In the records below, find each line containing the word "JSON" and copy it.

▶ [SOURCE RECORDS]
◆ ◆ ◆
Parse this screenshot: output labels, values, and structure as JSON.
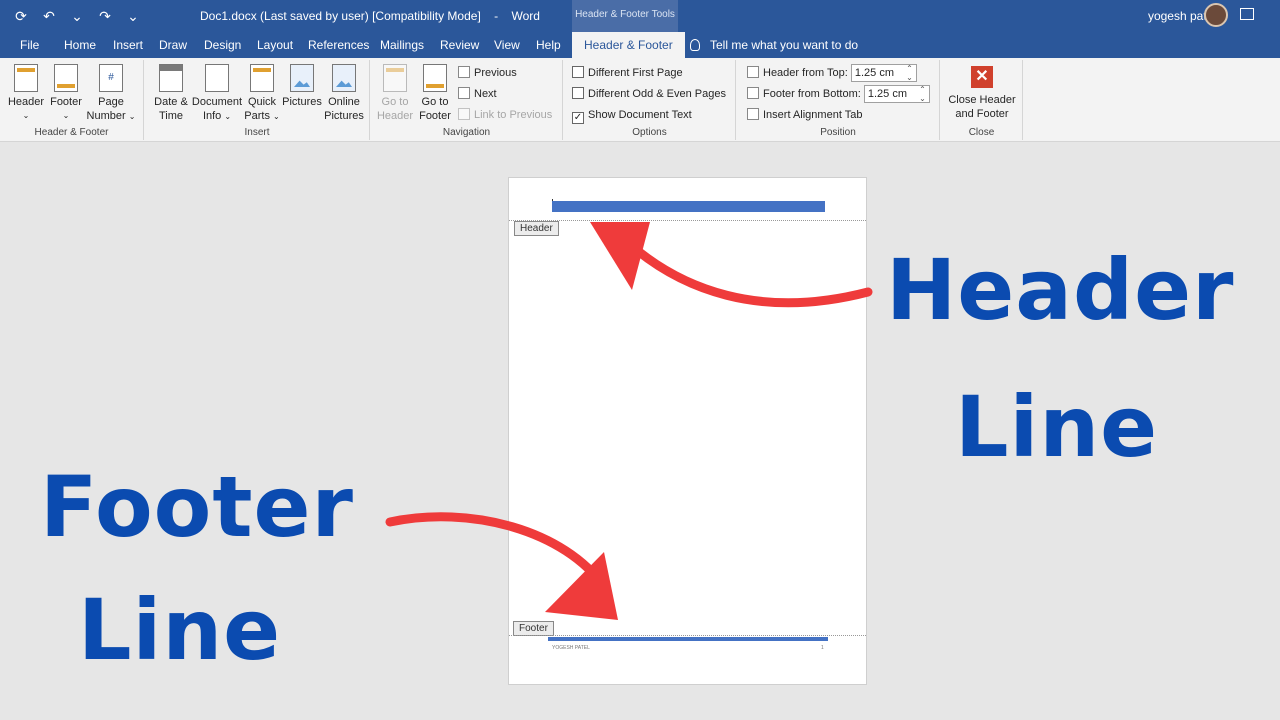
{
  "titlebar": {
    "doc_title": "Doc1.docx (Last saved by user) [Compatibility Mode]",
    "app_sep": "-",
    "app_name": "Word",
    "contextual_tools": "Header & Footer Tools",
    "user_name": "yogesh patel"
  },
  "tabs": [
    "File",
    "Home",
    "Insert",
    "Draw",
    "Design",
    "Layout",
    "References",
    "Mailings",
    "Review",
    "View",
    "Help"
  ],
  "active_tab": "Header & Footer",
  "tell_me": "Tell me what you want to do",
  "ribbon": {
    "header_footer": {
      "label": "Header & Footer",
      "header": "Header",
      "footer": "Footer",
      "page": "Page",
      "number": "Number"
    },
    "insert": {
      "label": "Insert",
      "date": "Date &",
      "time": "Time",
      "document": "Document",
      "info": "Info",
      "quick": "Quick",
      "parts": "Parts",
      "pictures": "Pictures",
      "online": "Online",
      "online_pictures": "Pictures"
    },
    "navigation": {
      "label": "Navigation",
      "goto": "Go to",
      "header": "Header",
      "goto2": "Go to",
      "footer": "Footer",
      "previous": "Previous",
      "next": "Next",
      "link_prev": "Link to Previous"
    },
    "options": {
      "label": "Options",
      "first_page": "Different First Page",
      "odd_even": "Different Odd & Even Pages",
      "show_doc": "Show Document Text",
      "show_doc_checked": "✓"
    },
    "position": {
      "label": "Position",
      "header_top": "Header from Top:",
      "header_top_value": "1.25 cm",
      "footer_bottom": "Footer from Bottom:",
      "footer_bottom_value": "1.25 cm",
      "align_tab": "Insert Alignment Tab"
    },
    "close": {
      "label": "Close",
      "line1": "Close Header",
      "line2": "and Footer"
    }
  },
  "document": {
    "header_tag": "Header",
    "footer_tag": "Footer",
    "footer_left": "YOGESH PATEL",
    "footer_right": "1"
  },
  "annotations": {
    "header_word": "Header",
    "header_line": "Line",
    "footer_word": "Footer",
    "footer_line": "Line",
    "text_color": "#0b4bb0",
    "arrow_color": "#ef3b3b"
  }
}
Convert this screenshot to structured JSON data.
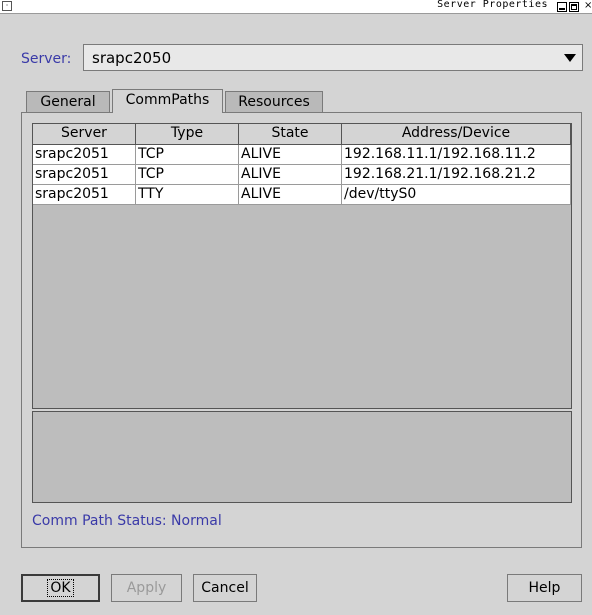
{
  "window": {
    "title": "Server Properties",
    "menu_glyph": "·",
    "close_glyph": "×"
  },
  "server": {
    "label": "Server:",
    "selected": "srapc2050"
  },
  "tabs": [
    {
      "label": "General",
      "active": false
    },
    {
      "label": "CommPaths",
      "active": true
    },
    {
      "label": "Resources",
      "active": false
    }
  ],
  "table": {
    "columns": [
      "Server",
      "Type",
      "State",
      "Address/Device"
    ],
    "rows": [
      [
        "srapc2051",
        "TCP",
        "ALIVE",
        "192.168.11.1/192.168.11.2"
      ],
      [
        "srapc2051",
        "TCP",
        "ALIVE",
        "192.168.21.1/192.168.21.2"
      ],
      [
        "srapc2051",
        "TTY",
        "ALIVE",
        "/dev/ttyS0"
      ]
    ]
  },
  "status_text": "Comm Path Status: Normal",
  "buttons": {
    "ok": "OK",
    "apply": "Apply",
    "cancel": "Cancel",
    "help": "Help"
  },
  "colors": {
    "label_blue": "#3a3aa8",
    "background": "#d4d4d4"
  }
}
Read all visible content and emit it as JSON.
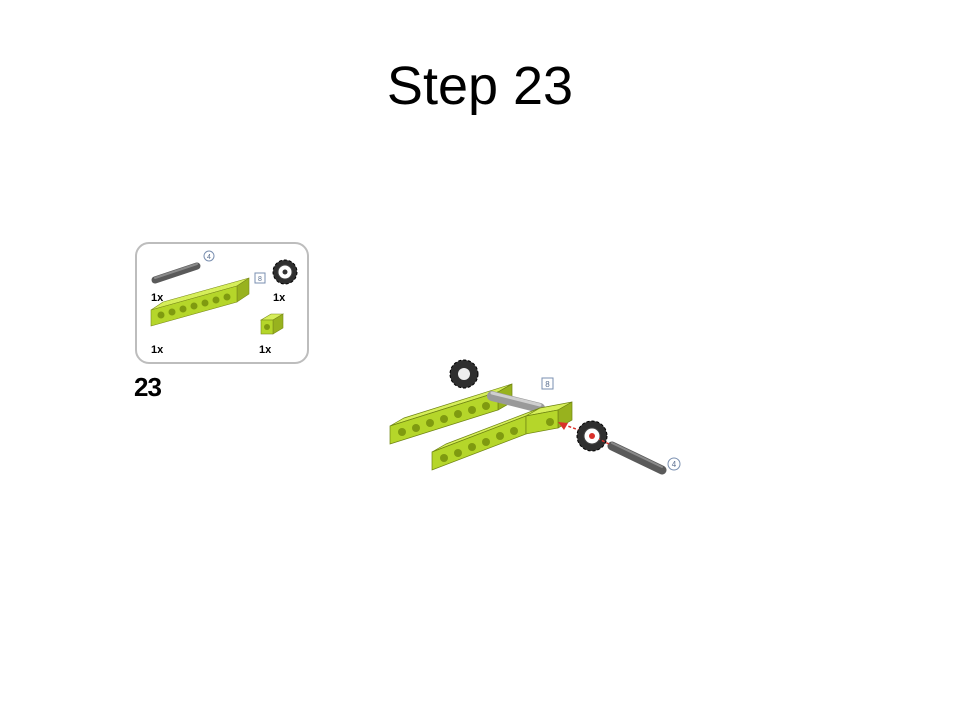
◆ ◆ ◆
▶ [FINISHED ANSWER]
Parse this screenshot: output labels, values, and structure as JSON.
Convert this screenshot to structured JSON data.
Read all visible content and emit it as JSON.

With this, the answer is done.